Dataset excerpts —
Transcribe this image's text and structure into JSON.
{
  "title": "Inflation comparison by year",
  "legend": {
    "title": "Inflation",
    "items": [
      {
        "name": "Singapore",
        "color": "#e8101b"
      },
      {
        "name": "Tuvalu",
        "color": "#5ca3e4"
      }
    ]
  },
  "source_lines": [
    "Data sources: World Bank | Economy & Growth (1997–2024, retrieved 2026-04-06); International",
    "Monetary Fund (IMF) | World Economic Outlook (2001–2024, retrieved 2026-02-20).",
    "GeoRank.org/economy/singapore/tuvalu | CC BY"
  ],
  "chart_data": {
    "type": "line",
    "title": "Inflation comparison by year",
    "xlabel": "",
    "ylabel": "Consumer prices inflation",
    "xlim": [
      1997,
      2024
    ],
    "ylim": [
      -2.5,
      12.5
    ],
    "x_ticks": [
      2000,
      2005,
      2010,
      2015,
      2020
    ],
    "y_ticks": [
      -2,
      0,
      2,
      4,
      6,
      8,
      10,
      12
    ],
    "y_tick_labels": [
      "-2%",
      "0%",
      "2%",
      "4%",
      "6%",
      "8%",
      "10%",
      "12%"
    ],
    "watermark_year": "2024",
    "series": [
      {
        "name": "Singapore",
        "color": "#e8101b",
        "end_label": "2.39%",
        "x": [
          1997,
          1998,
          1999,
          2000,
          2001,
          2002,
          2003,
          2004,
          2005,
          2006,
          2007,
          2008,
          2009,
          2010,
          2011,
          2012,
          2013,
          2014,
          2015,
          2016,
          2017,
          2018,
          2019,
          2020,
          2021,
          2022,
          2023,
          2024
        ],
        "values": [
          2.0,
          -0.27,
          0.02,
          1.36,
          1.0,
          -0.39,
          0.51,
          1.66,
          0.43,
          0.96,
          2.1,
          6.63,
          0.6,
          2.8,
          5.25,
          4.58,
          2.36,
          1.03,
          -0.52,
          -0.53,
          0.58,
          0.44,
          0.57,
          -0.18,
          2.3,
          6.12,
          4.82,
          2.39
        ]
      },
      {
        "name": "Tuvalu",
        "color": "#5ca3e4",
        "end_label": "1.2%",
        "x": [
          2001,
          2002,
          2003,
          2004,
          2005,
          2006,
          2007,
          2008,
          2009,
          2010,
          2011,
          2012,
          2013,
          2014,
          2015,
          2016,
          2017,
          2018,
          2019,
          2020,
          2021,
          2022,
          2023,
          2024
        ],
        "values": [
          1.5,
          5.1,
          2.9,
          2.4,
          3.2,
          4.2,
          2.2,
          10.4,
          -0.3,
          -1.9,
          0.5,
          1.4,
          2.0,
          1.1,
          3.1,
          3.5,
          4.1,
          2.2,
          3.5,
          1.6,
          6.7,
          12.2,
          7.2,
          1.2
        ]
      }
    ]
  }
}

What you have to do — Quote all the records exactly, please, leaving none out.

Written answer —
Transcribe this image's text and structure into JSON.
{
  "title": "Inflation comparison by year",
  "legend": {
    "title": "Inflation",
    "items": [
      {
        "name": "Singapore",
        "color": "#e8101b"
      },
      {
        "name": "Tuvalu",
        "color": "#5ca3e4"
      }
    ]
  },
  "source_lines": [
    "Data sources: World Bank | Economy & Growth (1997–2024, retrieved 2026-04-06); International",
    "Monetary Fund (IMF) | World Economic Outlook (2001–2024, retrieved 2026-02-20).",
    "GeoRank.org/economy/singapore/tuvalu | CC BY"
  ],
  "chart_data": {
    "type": "line",
    "title": "Inflation comparison by year",
    "xlabel": "",
    "ylabel": "Consumer prices inflation",
    "xlim": [
      1997,
      2024
    ],
    "ylim": [
      -2.5,
      12.5
    ],
    "x_ticks": [
      2000,
      2005,
      2010,
      2015,
      2020
    ],
    "y_ticks": [
      -2,
      0,
      2,
      4,
      6,
      8,
      10,
      12
    ],
    "y_tick_labels": [
      "-2%",
      "0%",
      "2%",
      "4%",
      "6%",
      "8%",
      "10%",
      "12%"
    ],
    "watermark_year": "2024",
    "series": [
      {
        "name": "Singapore",
        "color": "#e8101b",
        "end_label": "2.39%",
        "x": [
          1997,
          1998,
          1999,
          2000,
          2001,
          2002,
          2003,
          2004,
          2005,
          2006,
          2007,
          2008,
          2009,
          2010,
          2011,
          2012,
          2013,
          2014,
          2015,
          2016,
          2017,
          2018,
          2019,
          2020,
          2021,
          2022,
          2023,
          2024
        ],
        "values": [
          2.0,
          -0.27,
          0.02,
          1.36,
          1.0,
          -0.39,
          0.51,
          1.66,
          0.43,
          0.96,
          2.1,
          6.63,
          0.6,
          2.8,
          5.25,
          4.58,
          2.36,
          1.03,
          -0.52,
          -0.53,
          0.58,
          0.44,
          0.57,
          -0.18,
          2.3,
          6.12,
          4.82,
          2.39
        ]
      },
      {
        "name": "Tuvalu",
        "color": "#5ca3e4",
        "end_label": "1.2%",
        "x": [
          2001,
          2002,
          2003,
          2004,
          2005,
          2006,
          2007,
          2008,
          2009,
          2010,
          2011,
          2012,
          2013,
          2014,
          2015,
          2016,
          2017,
          2018,
          2019,
          2020,
          2021,
          2022,
          2023,
          2024
        ],
        "values": [
          1.5,
          5.1,
          2.9,
          2.4,
          3.2,
          4.2,
          2.2,
          10.4,
          -0.3,
          -1.9,
          0.5,
          1.4,
          2.0,
          1.1,
          3.1,
          3.5,
          4.1,
          2.2,
          3.5,
          1.6,
          6.7,
          12.2,
          7.2,
          1.2
        ]
      }
    ]
  }
}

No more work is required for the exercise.